Reply with one number only: the count of lines below that contain the word "Wilhelm".

» **Material**:
^^^^^^^^
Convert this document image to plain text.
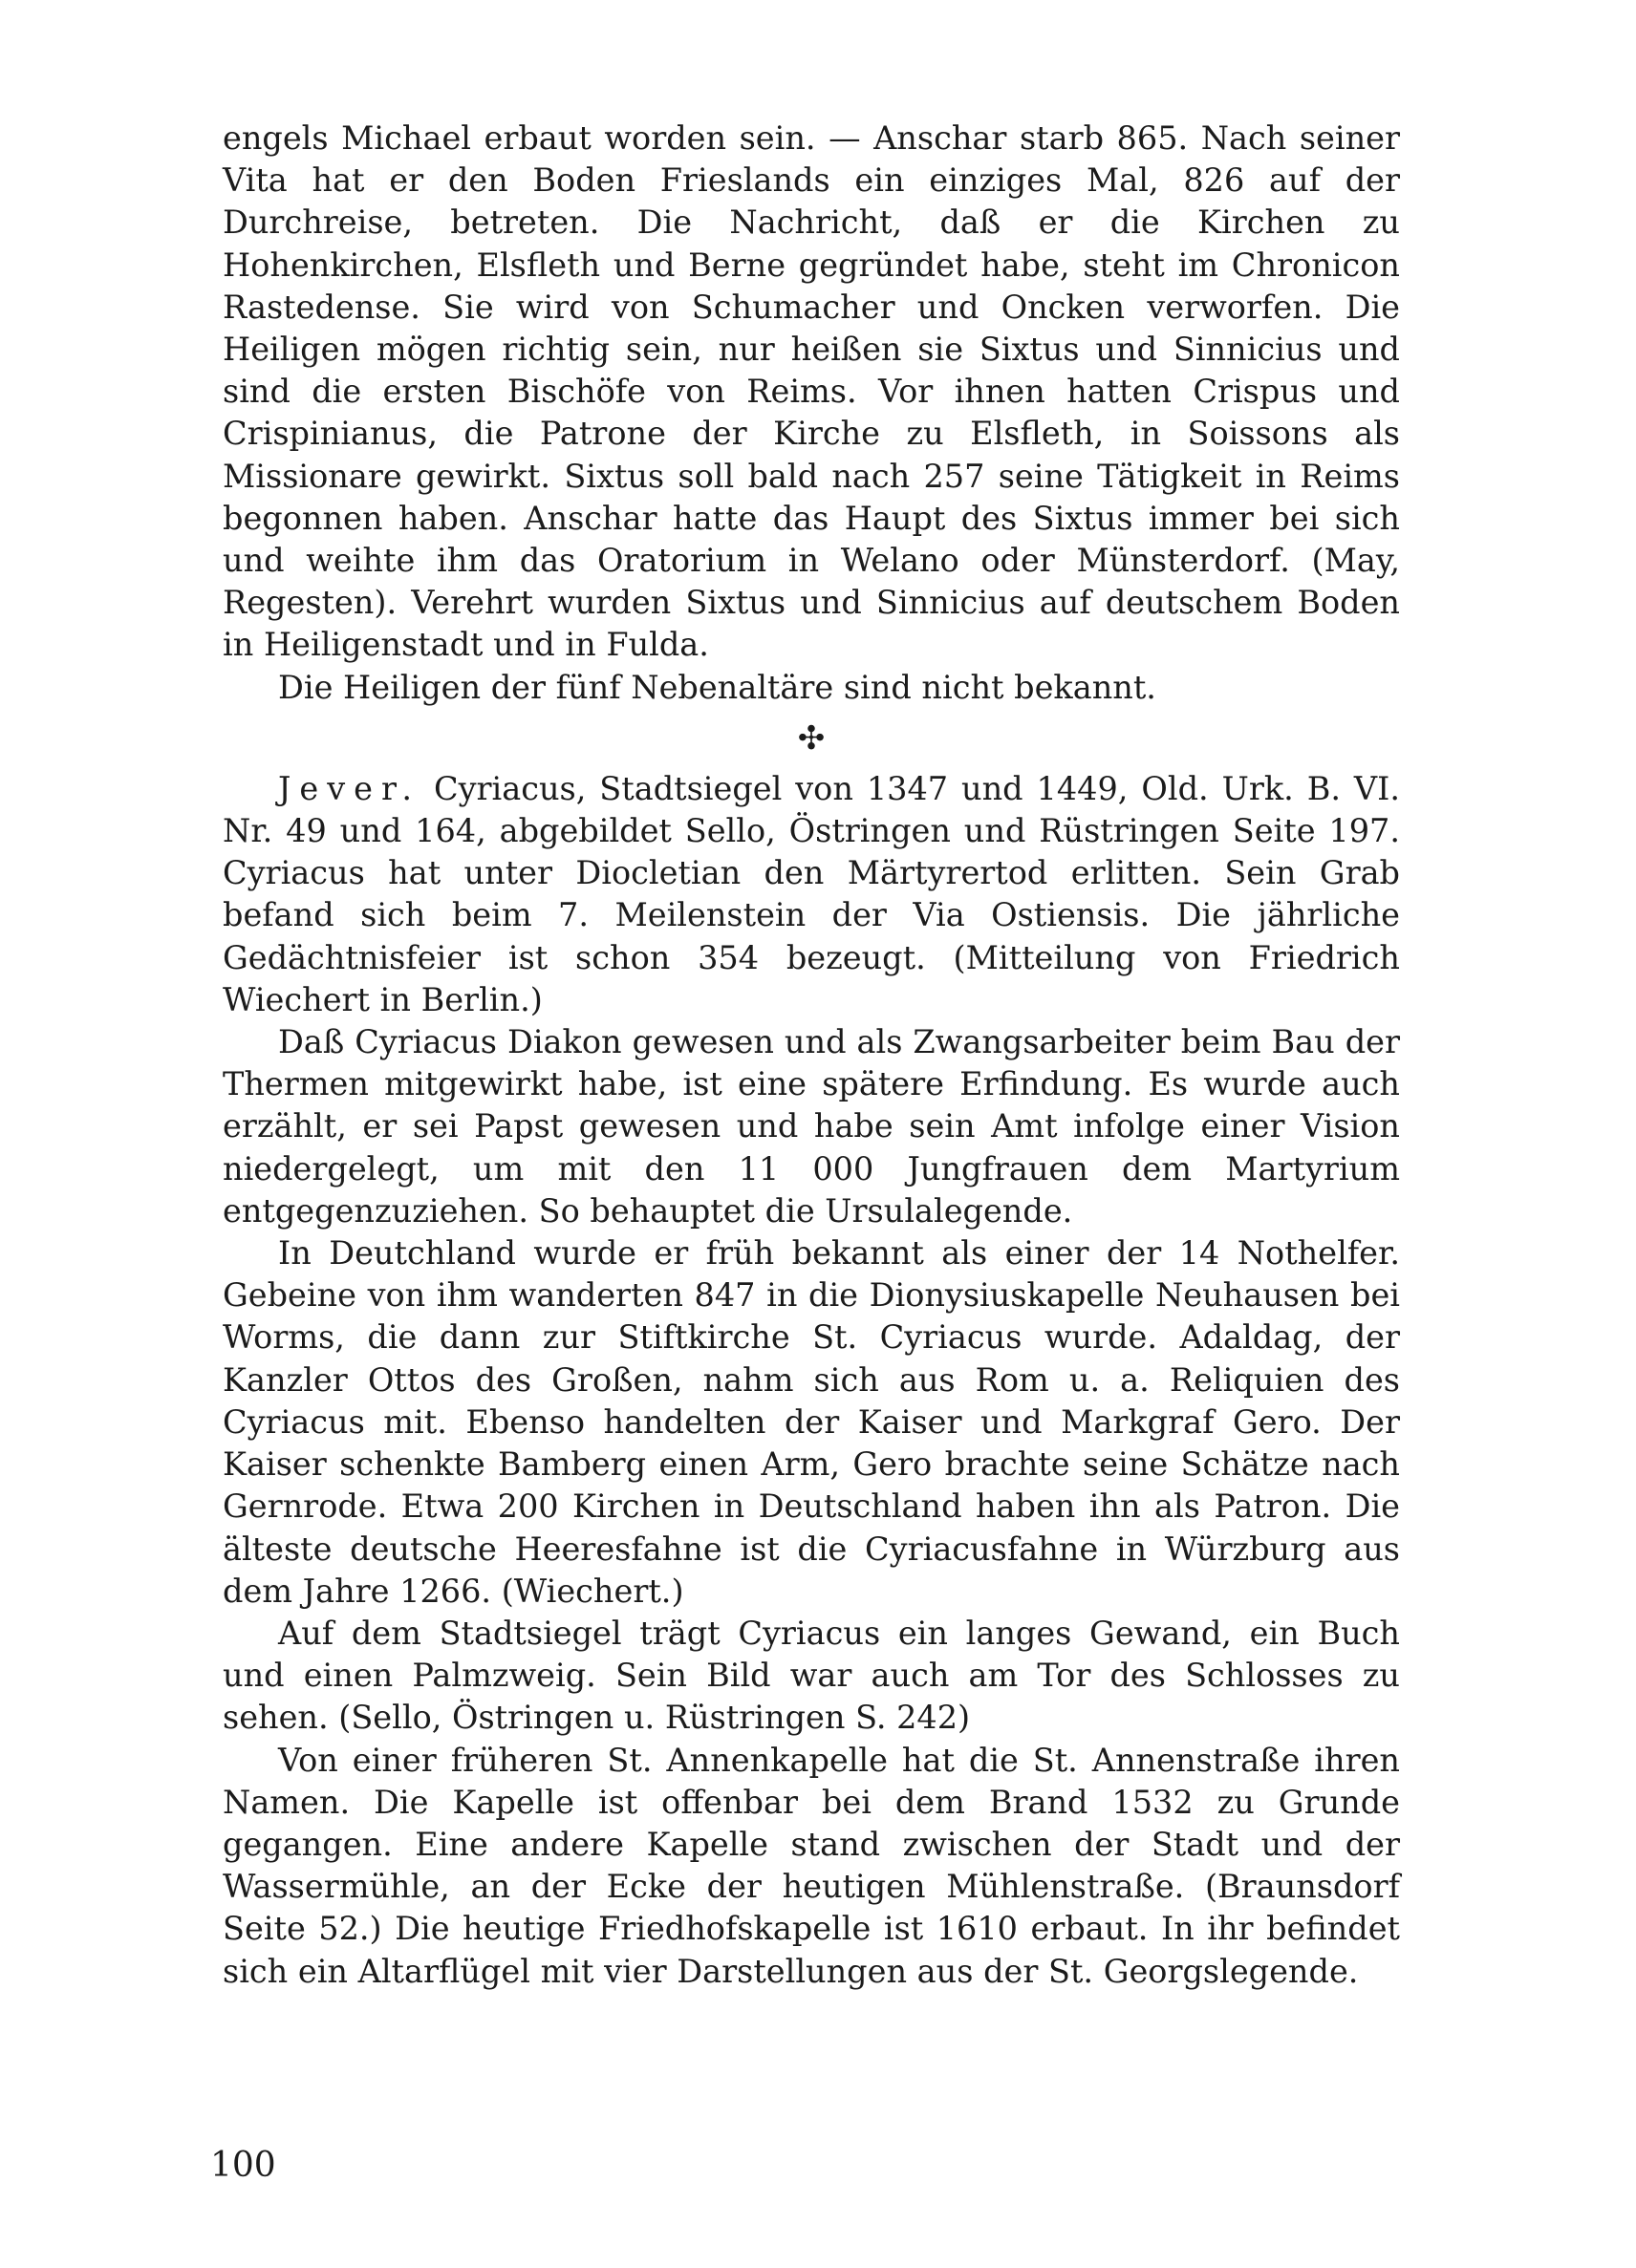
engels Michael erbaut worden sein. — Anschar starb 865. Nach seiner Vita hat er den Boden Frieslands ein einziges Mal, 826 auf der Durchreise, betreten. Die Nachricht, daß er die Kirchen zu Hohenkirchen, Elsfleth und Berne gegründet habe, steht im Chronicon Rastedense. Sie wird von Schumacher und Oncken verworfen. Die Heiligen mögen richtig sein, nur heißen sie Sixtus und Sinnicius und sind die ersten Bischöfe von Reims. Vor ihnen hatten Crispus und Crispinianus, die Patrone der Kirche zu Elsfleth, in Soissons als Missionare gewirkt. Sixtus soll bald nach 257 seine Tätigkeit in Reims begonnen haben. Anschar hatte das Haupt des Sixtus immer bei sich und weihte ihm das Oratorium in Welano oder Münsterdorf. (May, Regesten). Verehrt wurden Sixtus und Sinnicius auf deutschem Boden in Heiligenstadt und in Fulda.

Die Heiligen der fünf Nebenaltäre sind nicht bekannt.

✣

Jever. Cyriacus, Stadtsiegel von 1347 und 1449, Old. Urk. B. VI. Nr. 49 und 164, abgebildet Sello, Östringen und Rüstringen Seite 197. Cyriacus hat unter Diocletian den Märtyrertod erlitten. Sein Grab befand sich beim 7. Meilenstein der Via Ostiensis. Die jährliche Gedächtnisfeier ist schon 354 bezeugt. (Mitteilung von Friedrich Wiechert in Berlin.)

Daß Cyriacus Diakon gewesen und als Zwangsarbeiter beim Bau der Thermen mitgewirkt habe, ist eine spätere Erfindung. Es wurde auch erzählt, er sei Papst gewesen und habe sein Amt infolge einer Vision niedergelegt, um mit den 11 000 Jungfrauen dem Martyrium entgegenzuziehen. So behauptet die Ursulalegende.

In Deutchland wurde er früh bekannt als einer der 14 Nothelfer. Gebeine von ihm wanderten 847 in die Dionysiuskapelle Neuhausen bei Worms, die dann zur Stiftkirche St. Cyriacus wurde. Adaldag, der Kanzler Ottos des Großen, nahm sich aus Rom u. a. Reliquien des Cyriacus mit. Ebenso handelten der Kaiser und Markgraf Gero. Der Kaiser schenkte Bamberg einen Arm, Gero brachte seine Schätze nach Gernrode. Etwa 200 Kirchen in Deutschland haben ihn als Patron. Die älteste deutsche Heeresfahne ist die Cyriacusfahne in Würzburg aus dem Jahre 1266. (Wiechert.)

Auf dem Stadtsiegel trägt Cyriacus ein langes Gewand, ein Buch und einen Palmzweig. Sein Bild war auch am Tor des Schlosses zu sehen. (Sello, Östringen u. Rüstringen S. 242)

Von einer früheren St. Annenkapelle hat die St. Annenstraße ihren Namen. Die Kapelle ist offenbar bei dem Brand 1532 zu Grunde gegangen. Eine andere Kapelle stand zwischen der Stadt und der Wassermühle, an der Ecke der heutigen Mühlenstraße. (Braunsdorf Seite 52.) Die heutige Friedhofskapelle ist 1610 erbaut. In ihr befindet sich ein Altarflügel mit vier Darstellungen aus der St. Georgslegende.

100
^^^^^^^^
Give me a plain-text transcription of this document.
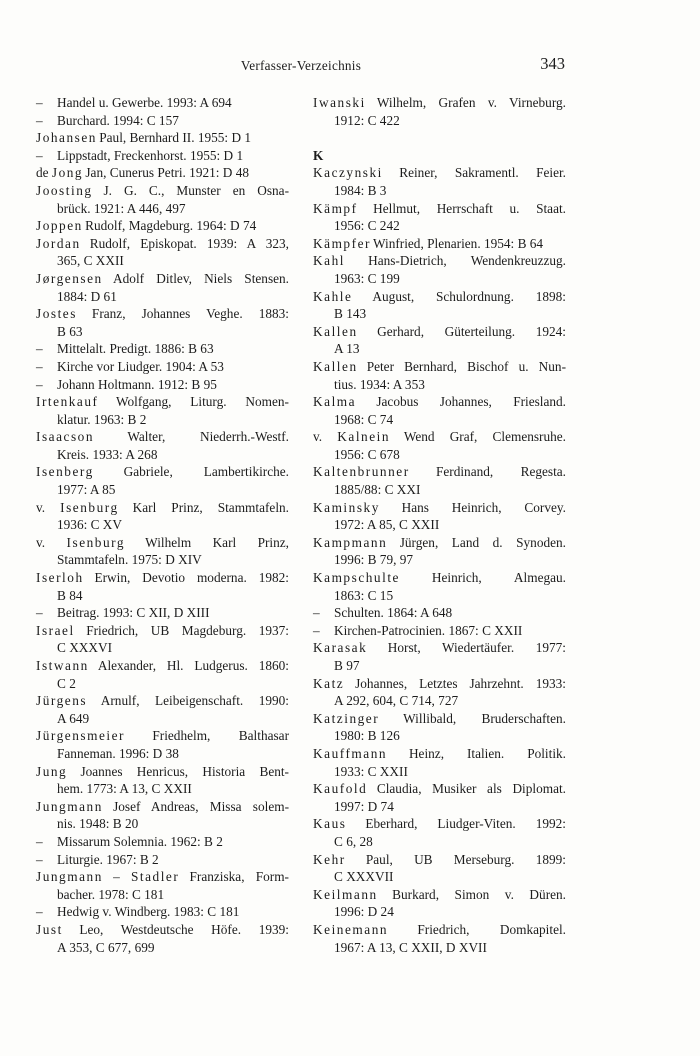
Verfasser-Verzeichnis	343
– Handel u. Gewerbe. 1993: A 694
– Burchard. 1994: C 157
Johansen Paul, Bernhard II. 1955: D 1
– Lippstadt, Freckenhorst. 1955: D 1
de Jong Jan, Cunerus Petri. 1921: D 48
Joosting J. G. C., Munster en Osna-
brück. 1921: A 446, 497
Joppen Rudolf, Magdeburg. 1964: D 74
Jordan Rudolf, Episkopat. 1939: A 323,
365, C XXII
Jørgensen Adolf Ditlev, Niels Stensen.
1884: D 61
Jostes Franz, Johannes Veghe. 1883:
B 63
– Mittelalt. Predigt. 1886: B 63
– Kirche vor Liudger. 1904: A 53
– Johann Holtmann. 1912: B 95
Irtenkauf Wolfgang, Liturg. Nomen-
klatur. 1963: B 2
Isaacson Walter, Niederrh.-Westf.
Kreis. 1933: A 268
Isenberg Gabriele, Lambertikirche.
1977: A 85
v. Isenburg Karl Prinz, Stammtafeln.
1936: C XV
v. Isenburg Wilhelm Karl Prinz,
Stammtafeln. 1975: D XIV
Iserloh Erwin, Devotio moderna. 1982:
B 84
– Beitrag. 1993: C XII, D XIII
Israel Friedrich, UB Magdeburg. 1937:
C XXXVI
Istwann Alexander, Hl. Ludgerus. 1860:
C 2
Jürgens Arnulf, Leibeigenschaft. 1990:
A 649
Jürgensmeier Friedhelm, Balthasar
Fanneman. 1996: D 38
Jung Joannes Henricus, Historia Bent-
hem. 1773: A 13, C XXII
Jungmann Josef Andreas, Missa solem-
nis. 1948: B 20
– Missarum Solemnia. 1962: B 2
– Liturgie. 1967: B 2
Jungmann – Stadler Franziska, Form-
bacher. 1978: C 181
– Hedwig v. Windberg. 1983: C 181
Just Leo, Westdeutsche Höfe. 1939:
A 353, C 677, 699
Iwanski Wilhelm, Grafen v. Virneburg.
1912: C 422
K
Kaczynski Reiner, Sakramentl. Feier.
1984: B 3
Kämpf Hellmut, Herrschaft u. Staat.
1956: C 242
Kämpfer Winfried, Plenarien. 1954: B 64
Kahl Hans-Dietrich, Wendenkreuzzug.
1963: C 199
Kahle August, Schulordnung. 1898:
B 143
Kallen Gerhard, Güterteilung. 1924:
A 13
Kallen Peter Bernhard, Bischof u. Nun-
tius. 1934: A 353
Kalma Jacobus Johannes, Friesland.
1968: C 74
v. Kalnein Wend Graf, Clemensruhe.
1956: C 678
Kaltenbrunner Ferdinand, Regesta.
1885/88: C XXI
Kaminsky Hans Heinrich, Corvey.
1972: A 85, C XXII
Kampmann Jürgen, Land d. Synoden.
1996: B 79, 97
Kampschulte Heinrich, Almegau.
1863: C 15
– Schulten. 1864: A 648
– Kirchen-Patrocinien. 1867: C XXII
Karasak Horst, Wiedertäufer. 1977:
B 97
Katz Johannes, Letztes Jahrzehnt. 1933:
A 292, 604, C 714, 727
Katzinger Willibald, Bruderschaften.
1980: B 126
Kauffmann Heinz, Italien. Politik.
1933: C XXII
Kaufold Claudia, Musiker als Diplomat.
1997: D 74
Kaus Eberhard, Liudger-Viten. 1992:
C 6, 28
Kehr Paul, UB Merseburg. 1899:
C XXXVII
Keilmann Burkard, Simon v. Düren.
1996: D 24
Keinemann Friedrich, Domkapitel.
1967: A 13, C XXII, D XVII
^^^^^^^^
» **Answer to this task**: 2